• TASK STATEMENT
Pull out each line of the data that includes the word "medv".

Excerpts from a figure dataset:
::::
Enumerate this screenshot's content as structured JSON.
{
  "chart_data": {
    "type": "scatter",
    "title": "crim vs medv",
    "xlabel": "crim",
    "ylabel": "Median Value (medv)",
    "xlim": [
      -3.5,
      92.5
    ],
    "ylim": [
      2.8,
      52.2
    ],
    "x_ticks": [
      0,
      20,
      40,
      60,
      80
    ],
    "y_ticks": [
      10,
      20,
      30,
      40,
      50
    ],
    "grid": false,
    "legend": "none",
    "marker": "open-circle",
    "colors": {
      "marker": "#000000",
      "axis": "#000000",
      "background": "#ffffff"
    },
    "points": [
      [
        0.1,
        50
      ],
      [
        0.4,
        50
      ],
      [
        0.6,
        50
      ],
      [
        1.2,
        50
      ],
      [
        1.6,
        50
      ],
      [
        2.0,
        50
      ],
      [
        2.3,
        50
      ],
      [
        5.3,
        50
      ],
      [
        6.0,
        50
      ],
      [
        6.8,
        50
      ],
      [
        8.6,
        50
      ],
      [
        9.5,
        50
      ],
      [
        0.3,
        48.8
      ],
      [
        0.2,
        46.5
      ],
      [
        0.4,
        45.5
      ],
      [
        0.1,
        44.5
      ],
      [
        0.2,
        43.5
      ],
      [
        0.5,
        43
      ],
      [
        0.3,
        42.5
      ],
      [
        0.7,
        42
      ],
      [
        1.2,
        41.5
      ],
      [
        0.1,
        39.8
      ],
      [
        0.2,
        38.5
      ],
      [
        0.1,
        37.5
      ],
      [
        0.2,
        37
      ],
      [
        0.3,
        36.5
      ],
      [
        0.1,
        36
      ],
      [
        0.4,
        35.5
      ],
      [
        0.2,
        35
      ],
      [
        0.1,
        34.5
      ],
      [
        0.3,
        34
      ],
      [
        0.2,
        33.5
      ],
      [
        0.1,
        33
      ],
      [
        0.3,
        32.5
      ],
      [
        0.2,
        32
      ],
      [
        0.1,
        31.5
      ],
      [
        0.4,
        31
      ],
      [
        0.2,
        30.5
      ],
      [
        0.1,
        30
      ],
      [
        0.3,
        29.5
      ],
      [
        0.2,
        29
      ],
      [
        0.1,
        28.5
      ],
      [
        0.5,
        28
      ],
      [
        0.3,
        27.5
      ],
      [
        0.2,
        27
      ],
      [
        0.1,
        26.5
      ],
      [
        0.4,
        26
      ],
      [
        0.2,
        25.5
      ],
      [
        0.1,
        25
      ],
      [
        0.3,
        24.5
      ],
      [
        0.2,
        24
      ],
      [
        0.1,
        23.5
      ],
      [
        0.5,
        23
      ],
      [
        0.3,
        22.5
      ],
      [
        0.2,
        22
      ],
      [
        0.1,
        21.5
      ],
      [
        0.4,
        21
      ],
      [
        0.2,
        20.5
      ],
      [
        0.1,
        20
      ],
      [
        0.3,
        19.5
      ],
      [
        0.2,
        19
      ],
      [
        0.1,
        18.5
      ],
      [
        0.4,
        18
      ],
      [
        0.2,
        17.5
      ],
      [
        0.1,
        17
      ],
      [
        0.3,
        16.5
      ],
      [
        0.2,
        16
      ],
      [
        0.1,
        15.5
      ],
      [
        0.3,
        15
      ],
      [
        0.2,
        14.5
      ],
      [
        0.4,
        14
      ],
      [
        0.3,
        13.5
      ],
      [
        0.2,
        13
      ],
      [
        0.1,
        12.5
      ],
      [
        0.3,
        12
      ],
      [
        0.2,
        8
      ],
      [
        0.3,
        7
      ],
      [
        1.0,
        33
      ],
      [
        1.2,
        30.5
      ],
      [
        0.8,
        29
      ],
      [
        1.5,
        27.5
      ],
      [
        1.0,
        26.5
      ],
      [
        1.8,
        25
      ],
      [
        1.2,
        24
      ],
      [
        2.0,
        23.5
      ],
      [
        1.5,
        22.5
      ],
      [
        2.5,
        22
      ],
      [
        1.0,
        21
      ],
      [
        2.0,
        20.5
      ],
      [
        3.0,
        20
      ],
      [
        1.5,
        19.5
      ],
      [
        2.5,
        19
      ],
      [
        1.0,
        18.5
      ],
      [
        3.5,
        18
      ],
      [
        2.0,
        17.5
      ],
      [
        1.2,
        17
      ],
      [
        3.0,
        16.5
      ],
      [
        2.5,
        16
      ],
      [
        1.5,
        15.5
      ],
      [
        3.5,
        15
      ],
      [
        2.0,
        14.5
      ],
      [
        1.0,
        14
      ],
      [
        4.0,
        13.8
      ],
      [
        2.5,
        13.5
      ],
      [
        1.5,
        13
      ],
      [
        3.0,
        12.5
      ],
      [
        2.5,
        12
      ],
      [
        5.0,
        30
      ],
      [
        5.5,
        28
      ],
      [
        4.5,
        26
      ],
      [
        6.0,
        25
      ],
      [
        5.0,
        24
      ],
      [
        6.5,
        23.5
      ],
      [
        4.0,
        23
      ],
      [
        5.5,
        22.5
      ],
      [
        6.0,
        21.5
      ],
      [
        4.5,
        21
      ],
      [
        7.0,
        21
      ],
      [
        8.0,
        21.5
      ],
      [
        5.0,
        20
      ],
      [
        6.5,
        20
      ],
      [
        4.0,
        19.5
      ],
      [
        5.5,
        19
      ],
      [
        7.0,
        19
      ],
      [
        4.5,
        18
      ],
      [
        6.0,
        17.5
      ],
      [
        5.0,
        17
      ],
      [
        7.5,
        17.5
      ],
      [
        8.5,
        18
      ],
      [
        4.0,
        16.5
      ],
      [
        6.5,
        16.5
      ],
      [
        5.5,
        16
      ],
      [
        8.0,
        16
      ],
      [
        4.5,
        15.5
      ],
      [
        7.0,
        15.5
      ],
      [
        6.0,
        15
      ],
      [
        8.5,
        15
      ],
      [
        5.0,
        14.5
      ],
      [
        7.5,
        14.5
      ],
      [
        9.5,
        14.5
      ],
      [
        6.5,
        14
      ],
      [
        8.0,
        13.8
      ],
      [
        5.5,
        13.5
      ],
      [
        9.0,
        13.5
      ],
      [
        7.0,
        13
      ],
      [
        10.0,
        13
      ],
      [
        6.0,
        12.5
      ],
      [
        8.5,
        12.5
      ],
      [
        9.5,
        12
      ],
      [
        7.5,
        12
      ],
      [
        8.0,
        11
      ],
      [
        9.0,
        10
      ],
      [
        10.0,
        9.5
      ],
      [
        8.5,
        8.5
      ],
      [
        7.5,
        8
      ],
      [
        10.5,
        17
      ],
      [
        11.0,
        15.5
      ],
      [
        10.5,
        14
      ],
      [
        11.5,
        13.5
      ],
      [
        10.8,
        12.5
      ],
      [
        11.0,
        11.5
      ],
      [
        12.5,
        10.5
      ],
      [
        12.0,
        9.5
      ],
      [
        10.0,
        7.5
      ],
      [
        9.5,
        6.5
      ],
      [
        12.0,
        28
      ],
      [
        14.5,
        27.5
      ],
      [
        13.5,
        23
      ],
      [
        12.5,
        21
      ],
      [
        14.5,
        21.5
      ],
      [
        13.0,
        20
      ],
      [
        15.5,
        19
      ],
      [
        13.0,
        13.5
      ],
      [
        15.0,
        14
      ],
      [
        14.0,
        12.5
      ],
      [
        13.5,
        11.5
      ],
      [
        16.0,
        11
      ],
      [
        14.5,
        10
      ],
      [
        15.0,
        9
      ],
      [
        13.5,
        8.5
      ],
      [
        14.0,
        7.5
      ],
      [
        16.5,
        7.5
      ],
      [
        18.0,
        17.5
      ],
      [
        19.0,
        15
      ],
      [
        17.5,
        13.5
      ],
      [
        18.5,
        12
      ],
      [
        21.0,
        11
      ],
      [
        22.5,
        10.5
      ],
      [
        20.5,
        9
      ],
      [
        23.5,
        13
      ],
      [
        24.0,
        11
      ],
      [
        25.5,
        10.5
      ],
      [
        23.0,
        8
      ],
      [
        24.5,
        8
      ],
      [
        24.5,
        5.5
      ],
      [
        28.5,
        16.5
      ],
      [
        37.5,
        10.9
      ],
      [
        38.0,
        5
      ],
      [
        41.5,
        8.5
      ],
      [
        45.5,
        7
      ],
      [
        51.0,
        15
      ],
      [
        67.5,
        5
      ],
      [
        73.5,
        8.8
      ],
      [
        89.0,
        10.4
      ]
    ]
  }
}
::::
• RESPONSE BELOW
    "title": "crim vs medv",
    "ylabel": "Median Value (medv)",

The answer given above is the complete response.